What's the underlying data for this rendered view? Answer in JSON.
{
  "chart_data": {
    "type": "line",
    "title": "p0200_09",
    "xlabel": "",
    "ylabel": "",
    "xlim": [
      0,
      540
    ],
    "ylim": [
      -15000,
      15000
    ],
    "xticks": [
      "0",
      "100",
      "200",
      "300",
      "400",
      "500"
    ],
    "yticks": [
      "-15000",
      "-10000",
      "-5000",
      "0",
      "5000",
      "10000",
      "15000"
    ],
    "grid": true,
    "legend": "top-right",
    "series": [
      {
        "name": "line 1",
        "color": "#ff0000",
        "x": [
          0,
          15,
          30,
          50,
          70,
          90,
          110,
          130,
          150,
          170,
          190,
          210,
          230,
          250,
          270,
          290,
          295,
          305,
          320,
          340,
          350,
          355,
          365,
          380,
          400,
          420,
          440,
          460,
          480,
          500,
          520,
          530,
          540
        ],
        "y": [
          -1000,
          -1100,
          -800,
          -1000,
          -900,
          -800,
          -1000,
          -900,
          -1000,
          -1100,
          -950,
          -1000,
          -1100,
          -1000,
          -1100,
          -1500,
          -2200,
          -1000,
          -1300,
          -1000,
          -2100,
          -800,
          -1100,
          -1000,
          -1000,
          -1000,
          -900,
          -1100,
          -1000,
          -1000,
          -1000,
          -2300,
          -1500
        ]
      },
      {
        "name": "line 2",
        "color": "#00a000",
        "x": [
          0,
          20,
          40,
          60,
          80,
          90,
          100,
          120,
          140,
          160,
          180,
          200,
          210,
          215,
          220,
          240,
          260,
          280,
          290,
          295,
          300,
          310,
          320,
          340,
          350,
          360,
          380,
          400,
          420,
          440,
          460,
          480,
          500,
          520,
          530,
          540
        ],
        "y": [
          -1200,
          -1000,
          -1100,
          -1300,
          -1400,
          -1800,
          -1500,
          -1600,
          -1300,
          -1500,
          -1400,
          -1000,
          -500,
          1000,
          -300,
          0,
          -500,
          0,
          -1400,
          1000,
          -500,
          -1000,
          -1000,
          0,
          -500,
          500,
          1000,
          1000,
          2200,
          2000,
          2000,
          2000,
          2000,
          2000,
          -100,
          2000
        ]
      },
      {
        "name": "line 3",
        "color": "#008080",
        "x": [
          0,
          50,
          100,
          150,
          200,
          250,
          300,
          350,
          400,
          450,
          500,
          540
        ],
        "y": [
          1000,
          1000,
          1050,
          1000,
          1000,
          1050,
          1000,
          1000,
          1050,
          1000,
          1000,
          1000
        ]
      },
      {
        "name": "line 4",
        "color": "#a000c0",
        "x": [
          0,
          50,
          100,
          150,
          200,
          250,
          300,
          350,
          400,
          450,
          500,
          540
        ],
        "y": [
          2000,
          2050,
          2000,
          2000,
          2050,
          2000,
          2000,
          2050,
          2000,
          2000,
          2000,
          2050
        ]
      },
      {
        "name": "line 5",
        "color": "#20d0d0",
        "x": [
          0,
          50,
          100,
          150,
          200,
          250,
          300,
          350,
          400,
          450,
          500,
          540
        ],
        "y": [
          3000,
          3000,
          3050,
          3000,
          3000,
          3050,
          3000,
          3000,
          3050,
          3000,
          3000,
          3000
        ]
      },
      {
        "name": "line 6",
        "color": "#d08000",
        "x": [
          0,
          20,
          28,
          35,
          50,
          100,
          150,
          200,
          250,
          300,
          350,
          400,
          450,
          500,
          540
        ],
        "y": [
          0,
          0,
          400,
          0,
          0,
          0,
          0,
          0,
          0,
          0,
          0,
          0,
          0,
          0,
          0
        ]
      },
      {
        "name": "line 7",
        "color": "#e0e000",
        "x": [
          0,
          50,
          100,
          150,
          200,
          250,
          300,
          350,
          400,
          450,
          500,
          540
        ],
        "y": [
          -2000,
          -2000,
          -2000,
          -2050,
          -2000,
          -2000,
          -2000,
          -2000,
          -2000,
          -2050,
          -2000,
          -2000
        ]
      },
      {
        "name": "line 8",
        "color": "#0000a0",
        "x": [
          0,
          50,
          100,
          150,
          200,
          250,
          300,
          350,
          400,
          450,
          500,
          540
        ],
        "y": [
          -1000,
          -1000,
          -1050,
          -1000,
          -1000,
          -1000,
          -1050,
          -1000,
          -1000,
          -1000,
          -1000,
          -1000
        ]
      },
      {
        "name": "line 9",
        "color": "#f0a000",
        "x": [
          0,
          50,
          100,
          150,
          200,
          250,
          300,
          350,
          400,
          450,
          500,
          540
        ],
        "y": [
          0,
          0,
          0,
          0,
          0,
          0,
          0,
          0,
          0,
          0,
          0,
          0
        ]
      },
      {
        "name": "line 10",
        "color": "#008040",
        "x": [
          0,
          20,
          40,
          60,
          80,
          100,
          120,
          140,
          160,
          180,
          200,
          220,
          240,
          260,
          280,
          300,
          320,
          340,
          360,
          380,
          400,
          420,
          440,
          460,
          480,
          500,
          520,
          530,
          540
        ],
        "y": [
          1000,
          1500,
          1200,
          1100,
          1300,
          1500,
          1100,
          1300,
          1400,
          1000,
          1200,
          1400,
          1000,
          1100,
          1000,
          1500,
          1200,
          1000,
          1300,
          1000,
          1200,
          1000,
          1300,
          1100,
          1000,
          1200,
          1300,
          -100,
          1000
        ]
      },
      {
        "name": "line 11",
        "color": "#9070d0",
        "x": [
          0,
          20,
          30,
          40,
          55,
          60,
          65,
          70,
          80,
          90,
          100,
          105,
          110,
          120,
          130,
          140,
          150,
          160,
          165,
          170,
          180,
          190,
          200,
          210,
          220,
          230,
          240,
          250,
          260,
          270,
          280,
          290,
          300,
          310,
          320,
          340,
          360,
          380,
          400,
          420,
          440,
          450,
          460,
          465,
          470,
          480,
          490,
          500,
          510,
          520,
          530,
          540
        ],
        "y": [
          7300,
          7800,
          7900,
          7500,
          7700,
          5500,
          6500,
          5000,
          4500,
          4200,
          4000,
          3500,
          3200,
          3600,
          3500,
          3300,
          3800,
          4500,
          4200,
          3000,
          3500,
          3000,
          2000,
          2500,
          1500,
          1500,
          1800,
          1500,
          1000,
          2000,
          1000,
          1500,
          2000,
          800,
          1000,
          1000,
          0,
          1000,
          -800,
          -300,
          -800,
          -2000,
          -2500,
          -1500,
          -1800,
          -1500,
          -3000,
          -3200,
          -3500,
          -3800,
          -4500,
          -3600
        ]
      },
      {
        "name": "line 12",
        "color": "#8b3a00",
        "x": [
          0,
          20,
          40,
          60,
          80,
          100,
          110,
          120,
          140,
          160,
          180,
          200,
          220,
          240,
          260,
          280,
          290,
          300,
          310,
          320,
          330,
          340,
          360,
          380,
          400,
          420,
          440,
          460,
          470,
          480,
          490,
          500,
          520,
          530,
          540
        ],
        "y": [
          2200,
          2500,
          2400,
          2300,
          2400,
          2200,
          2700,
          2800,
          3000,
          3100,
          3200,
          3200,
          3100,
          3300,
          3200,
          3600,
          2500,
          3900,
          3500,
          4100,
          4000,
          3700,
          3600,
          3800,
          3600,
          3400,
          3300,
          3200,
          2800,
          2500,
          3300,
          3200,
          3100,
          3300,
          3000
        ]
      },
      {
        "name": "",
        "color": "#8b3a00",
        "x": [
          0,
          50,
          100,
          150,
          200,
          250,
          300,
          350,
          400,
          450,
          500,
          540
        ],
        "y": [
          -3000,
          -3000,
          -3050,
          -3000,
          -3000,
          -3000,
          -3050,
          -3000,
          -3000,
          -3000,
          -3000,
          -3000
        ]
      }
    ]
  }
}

* **Written request**
Your task is to output the full set of records exactly as presented.

* **Exercise solution**
What's the underlying data for this rendered view? Answer in JSON.
{
  "chart_data": {
    "type": "line",
    "title": "p0200_09",
    "xlabel": "",
    "ylabel": "",
    "xlim": [
      0,
      540
    ],
    "ylim": [
      -15000,
      15000
    ],
    "xticks": [
      "0",
      "100",
      "200",
      "300",
      "400",
      "500"
    ],
    "yticks": [
      "-15000",
      "-10000",
      "-5000",
      "0",
      "5000",
      "10000",
      "15000"
    ],
    "grid": true,
    "legend": "top-right",
    "series": [
      {
        "name": "line 1",
        "color": "#ff0000",
        "x": [
          0,
          15,
          30,
          50,
          70,
          90,
          110,
          130,
          150,
          170,
          190,
          210,
          230,
          250,
          270,
          290,
          295,
          305,
          320,
          340,
          350,
          355,
          365,
          380,
          400,
          420,
          440,
          460,
          480,
          500,
          520,
          530,
          540
        ],
        "y": [
          -1000,
          -1100,
          -800,
          -1000,
          -900,
          -800,
          -1000,
          -900,
          -1000,
          -1100,
          -950,
          -1000,
          -1100,
          -1000,
          -1100,
          -1500,
          -2200,
          -1000,
          -1300,
          -1000,
          -2100,
          -800,
          -1100,
          -1000,
          -1000,
          -1000,
          -900,
          -1100,
          -1000,
          -1000,
          -1000,
          -2300,
          -1500
        ]
      },
      {
        "name": "line 2",
        "color": "#00a000",
        "x": [
          0,
          20,
          40,
          60,
          80,
          90,
          100,
          120,
          140,
          160,
          180,
          200,
          210,
          215,
          220,
          240,
          260,
          280,
          290,
          295,
          300,
          310,
          320,
          340,
          350,
          360,
          380,
          400,
          420,
          440,
          460,
          480,
          500,
          520,
          530,
          540
        ],
        "y": [
          -1200,
          -1000,
          -1100,
          -1300,
          -1400,
          -1800,
          -1500,
          -1600,
          -1300,
          -1500,
          -1400,
          -1000,
          -500,
          1000,
          -300,
          0,
          -500,
          0,
          -1400,
          1000,
          -500,
          -1000,
          -1000,
          0,
          -500,
          500,
          1000,
          1000,
          2200,
          2000,
          2000,
          2000,
          2000,
          2000,
          -100,
          2000
        ]
      },
      {
        "name": "line 3",
        "color": "#008080",
        "x": [
          0,
          50,
          100,
          150,
          200,
          250,
          300,
          350,
          400,
          450,
          500,
          540
        ],
        "y": [
          1000,
          1000,
          1050,
          1000,
          1000,
          1050,
          1000,
          1000,
          1050,
          1000,
          1000,
          1000
        ]
      },
      {
        "name": "line 4",
        "color": "#a000c0",
        "x": [
          0,
          50,
          100,
          150,
          200,
          250,
          300,
          350,
          400,
          450,
          500,
          540
        ],
        "y": [
          2000,
          2050,
          2000,
          2000,
          2050,
          2000,
          2000,
          2050,
          2000,
          2000,
          2000,
          2050
        ]
      },
      {
        "name": "line 5",
        "color": "#20d0d0",
        "x": [
          0,
          50,
          100,
          150,
          200,
          250,
          300,
          350,
          400,
          450,
          500,
          540
        ],
        "y": [
          3000,
          3000,
          3050,
          3000,
          3000,
          3050,
          3000,
          3000,
          3050,
          3000,
          3000,
          3000
        ]
      },
      {
        "name": "line 6",
        "color": "#d08000",
        "x": [
          0,
          20,
          28,
          35,
          50,
          100,
          150,
          200,
          250,
          300,
          350,
          400,
          450,
          500,
          540
        ],
        "y": [
          0,
          0,
          400,
          0,
          0,
          0,
          0,
          0,
          0,
          0,
          0,
          0,
          0,
          0,
          0
        ]
      },
      {
        "name": "line 7",
        "color": "#e0e000",
        "x": [
          0,
          50,
          100,
          150,
          200,
          250,
          300,
          350,
          400,
          450,
          500,
          540
        ],
        "y": [
          -2000,
          -2000,
          -2000,
          -2050,
          -2000,
          -2000,
          -2000,
          -2000,
          -2000,
          -2050,
          -2000,
          -2000
        ]
      },
      {
        "name": "line 8",
        "color": "#0000a0",
        "x": [
          0,
          50,
          100,
          150,
          200,
          250,
          300,
          350,
          400,
          450,
          500,
          540
        ],
        "y": [
          -1000,
          -1000,
          -1050,
          -1000,
          -1000,
          -1000,
          -1050,
          -1000,
          -1000,
          -1000,
          -1000,
          -1000
        ]
      },
      {
        "name": "line 9",
        "color": "#f0a000",
        "x": [
          0,
          50,
          100,
          150,
          200,
          250,
          300,
          350,
          400,
          450,
          500,
          540
        ],
        "y": [
          0,
          0,
          0,
          0,
          0,
          0,
          0,
          0,
          0,
          0,
          0,
          0
        ]
      },
      {
        "name": "line 10",
        "color": "#008040",
        "x": [
          0,
          20,
          40,
          60,
          80,
          100,
          120,
          140,
          160,
          180,
          200,
          220,
          240,
          260,
          280,
          300,
          320,
          340,
          360,
          380,
          400,
          420,
          440,
          460,
          480,
          500,
          520,
          530,
          540
        ],
        "y": [
          1000,
          1500,
          1200,
          1100,
          1300,
          1500,
          1100,
          1300,
          1400,
          1000,
          1200,
          1400,
          1000,
          1100,
          1000,
          1500,
          1200,
          1000,
          1300,
          1000,
          1200,
          1000,
          1300,
          1100,
          1000,
          1200,
          1300,
          -100,
          1000
        ]
      },
      {
        "name": "line 11",
        "color": "#9070d0",
        "x": [
          0,
          20,
          30,
          40,
          55,
          60,
          65,
          70,
          80,
          90,
          100,
          105,
          110,
          120,
          130,
          140,
          150,
          160,
          165,
          170,
          180,
          190,
          200,
          210,
          220,
          230,
          240,
          250,
          260,
          270,
          280,
          290,
          300,
          310,
          320,
          340,
          360,
          380,
          400,
          420,
          440,
          450,
          460,
          465,
          470,
          480,
          490,
          500,
          510,
          520,
          530,
          540
        ],
        "y": [
          7300,
          7800,
          7900,
          7500,
          7700,
          5500,
          6500,
          5000,
          4500,
          4200,
          4000,
          3500,
          3200,
          3600,
          3500,
          3300,
          3800,
          4500,
          4200,
          3000,
          3500,
          3000,
          2000,
          2500,
          1500,
          1500,
          1800,
          1500,
          1000,
          2000,
          1000,
          1500,
          2000,
          800,
          1000,
          1000,
          0,
          1000,
          -800,
          -300,
          -800,
          -2000,
          -2500,
          -1500,
          -1800,
          -1500,
          -3000,
          -3200,
          -3500,
          -3800,
          -4500,
          -3600
        ]
      },
      {
        "name": "line 12",
        "color": "#8b3a00",
        "x": [
          0,
          20,
          40,
          60,
          80,
          100,
          110,
          120,
          140,
          160,
          180,
          200,
          220,
          240,
          260,
          280,
          290,
          300,
          310,
          320,
          330,
          340,
          360,
          380,
          400,
          420,
          440,
          460,
          470,
          480,
          490,
          500,
          520,
          530,
          540
        ],
        "y": [
          2200,
          2500,
          2400,
          2300,
          2400,
          2200,
          2700,
          2800,
          3000,
          3100,
          3200,
          3200,
          3100,
          3300,
          3200,
          3600,
          2500,
          3900,
          3500,
          4100,
          4000,
          3700,
          3600,
          3800,
          3600,
          3400,
          3300,
          3200,
          2800,
          2500,
          3300,
          3200,
          3100,
          3300,
          3000
        ]
      },
      {
        "name": "",
        "color": "#8b3a00",
        "x": [
          0,
          50,
          100,
          150,
          200,
          250,
          300,
          350,
          400,
          450,
          500,
          540
        ],
        "y": [
          -3000,
          -3000,
          -3050,
          -3000,
          -3000,
          -3000,
          -3050,
          -3000,
          -3000,
          -3000,
          -3000,
          -3000
        ]
      }
    ]
  }
}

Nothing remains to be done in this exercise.